— START OF Data rows —

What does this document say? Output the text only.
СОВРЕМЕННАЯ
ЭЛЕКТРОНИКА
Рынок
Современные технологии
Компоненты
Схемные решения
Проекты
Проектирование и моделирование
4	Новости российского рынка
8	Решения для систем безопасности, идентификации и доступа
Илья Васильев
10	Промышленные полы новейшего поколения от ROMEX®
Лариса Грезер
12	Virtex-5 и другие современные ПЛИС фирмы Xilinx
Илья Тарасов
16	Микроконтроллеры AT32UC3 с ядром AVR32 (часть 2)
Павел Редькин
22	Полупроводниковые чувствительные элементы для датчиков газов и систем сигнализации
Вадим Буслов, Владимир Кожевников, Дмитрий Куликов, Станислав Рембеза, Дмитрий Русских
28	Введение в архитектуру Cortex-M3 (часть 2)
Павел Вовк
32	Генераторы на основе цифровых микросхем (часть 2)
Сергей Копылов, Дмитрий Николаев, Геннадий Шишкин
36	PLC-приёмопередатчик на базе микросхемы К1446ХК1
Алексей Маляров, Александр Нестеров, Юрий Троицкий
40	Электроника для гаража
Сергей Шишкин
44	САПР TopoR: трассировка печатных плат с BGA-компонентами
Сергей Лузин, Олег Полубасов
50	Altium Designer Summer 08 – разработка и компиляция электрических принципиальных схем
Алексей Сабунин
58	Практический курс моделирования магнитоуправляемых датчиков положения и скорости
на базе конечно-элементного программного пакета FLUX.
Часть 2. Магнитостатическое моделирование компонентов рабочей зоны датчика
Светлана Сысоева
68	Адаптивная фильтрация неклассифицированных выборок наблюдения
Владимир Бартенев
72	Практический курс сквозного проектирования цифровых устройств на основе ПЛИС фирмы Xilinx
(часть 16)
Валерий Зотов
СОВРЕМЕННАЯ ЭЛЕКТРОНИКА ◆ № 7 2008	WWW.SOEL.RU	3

— END OF Data rows —

(What the task asks):
Write down every line of the data exactly as it appears above.

(Completed task):
What does this document say? Output the text only.
СОВРЕМЕННАЯ
ЭЛЕКТРОНИКА
Рынок
Современные технологии
Компоненты
Схемные решения
Проекты
Проектирование и моделирование
4	Новости российского рынка
8	Решения для систем безопасности, идентификации и доступа
Илья Васильев
10	Промышленные полы новейшего поколения от ROMEX®
Лариса Грезер
12	Virtex-5 и другие современные ПЛИС фирмы Xilinx
Илья Тарасов
16	Микроконтроллеры AT32UC3 с ядром AVR32 (часть 2)
Павел Редькин
22	Полупроводниковые чувствительные элементы для датчиков газов и систем сигнализации
Вадим Буслов, Владимир Кожевников, Дмитрий Куликов, Станислав Рембеза, Дмитрий Русских
28	Введение в архитектуру Cortex-M3 (часть 2)
Павел Вовк
32	Генераторы на основе цифровых микросхем (часть 2)
Сергей Копылов, Дмитрий Николаев, Геннадий Шишкин
36	PLC-приёмопередатчик на базе микросхемы К1446ХК1
Алексей Маляров, Александр Нестеров, Юрий Троицкий
40	Электроника для гаража
Сергей Шишкин
44	САПР TopoR: трассировка печатных плат с BGA-компонентами
Сергей Лузин, Олег Полубасов
50	Altium Designer Summer 08 – разработка и компиляция электрических принципиальных схем
Алексей Сабунин
58	Практический курс моделирования магнитоуправляемых датчиков положения и скорости
на базе конечно-элементного программного пакета FLUX.
Часть 2. Магнитостатическое моделирование компонентов рабочей зоны датчика
Светлана Сысоева
68	Адаптивная фильтрация неклассифицированных выборок наблюдения
Владимир Бартенев
72	Практический курс сквозного проектирования цифровых устройств на основе ПЛИС фирмы Xilinx
(часть 16)
Валерий Зотов
СОВРЕМЕННАЯ ЭЛЕКТРОНИКА ◆ № 7 2008	WWW.SOEL.RU	3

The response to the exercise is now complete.